#### [SET TASK]
Output each entry below as it stands, leaving out every picture.
---------- DATASET ENTRIES ----------
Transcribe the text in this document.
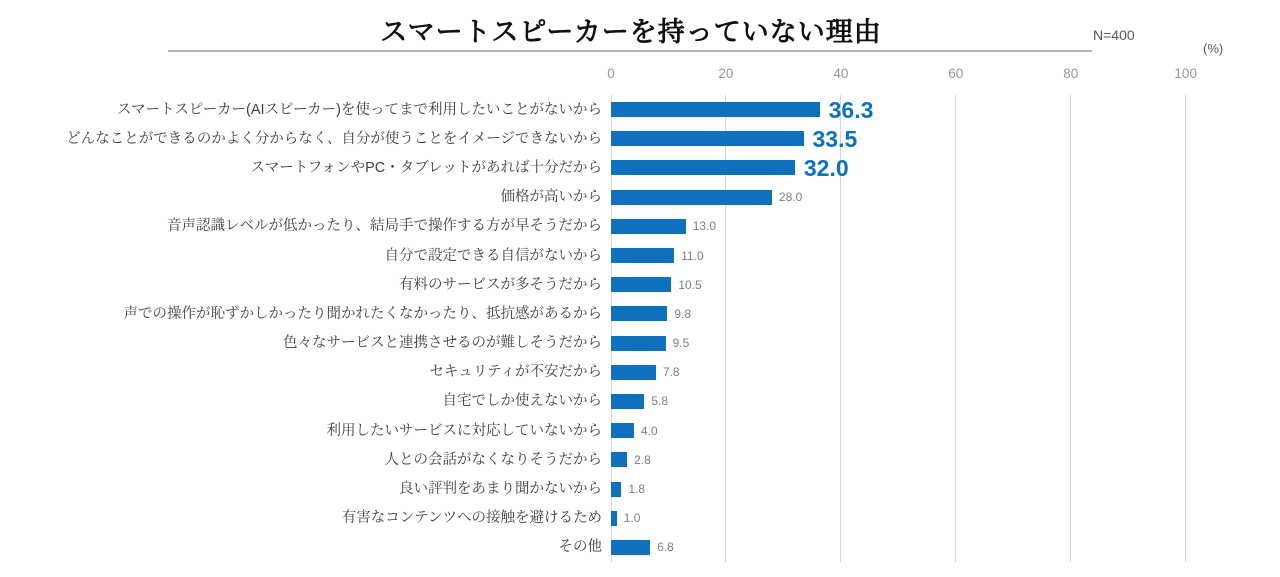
スマートスピーカーを持っていない理由	N=400
(%)
0	20	40	60	80	100
スマートスピーカー(AIスピーカー)を使ってまで利用したいことがないから	36.3
どんなことができるのかよく分からなく、自分が使うことをイメージできないから	33.5
スマートフォンやPC・タブレットがあれば十分だから	32.0
価格が高いから	28.0
音声認識レベルが低かったり、結局手で操作する方が早そうだから	13.0
自分で設定できる自信がないから	11.0
有料のサービスが多そうだから	10.5
声での操作が恥ずかしかったり聞かれたくなかったり、抵抗感があるから	9.8
色々なサービスと連携させるのが難しそうだから	9.5
セキュリティが不安だから	7.8
自宅でしか使えないから	5.8
利用したいサービスに対応していないから	4.0
人との会話がなくなりそうだから	2.8
良い評判をあまり聞かないから 1.8
有害なコンテンツへの接触を避けるため 1.0
その他	6.8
----------
#### [THE REPLY]
Transcribe the text in this document.
スマートスピーカーを持っていない理由	N=400
(%)
0	20	40	60	80	100
スマートスピーカー(AIスピーカー)を使ってまで利用したいことがないから	36.3
どんなことができるのかよく分からなく、自分が使うことをイメージできないから	33.5
スマートフォンやPC・タブレットがあれば十分だから	32.0
価格が高いから	28.0
音声認識レベルが低かったり、結局手で操作する方が早そうだから	13.0
自分で設定できる自信がないから	11.0
有料のサービスが多そうだから	10.5
声での操作が恥ずかしかったり聞かれたくなかったり、抵抗感があるから	9.8
色々なサービスと連携させるのが難しそうだから	9.5
セキュリティが不安だから	7.8
自宅でしか使えないから	5.8
利用したいサービスに対応していないから	4.0
人との会話がなくなりそうだから	2.8
良い評判をあまり聞かないから 1.8
有害なコンテンツへの接触を避けるため 1.0
その他	6.8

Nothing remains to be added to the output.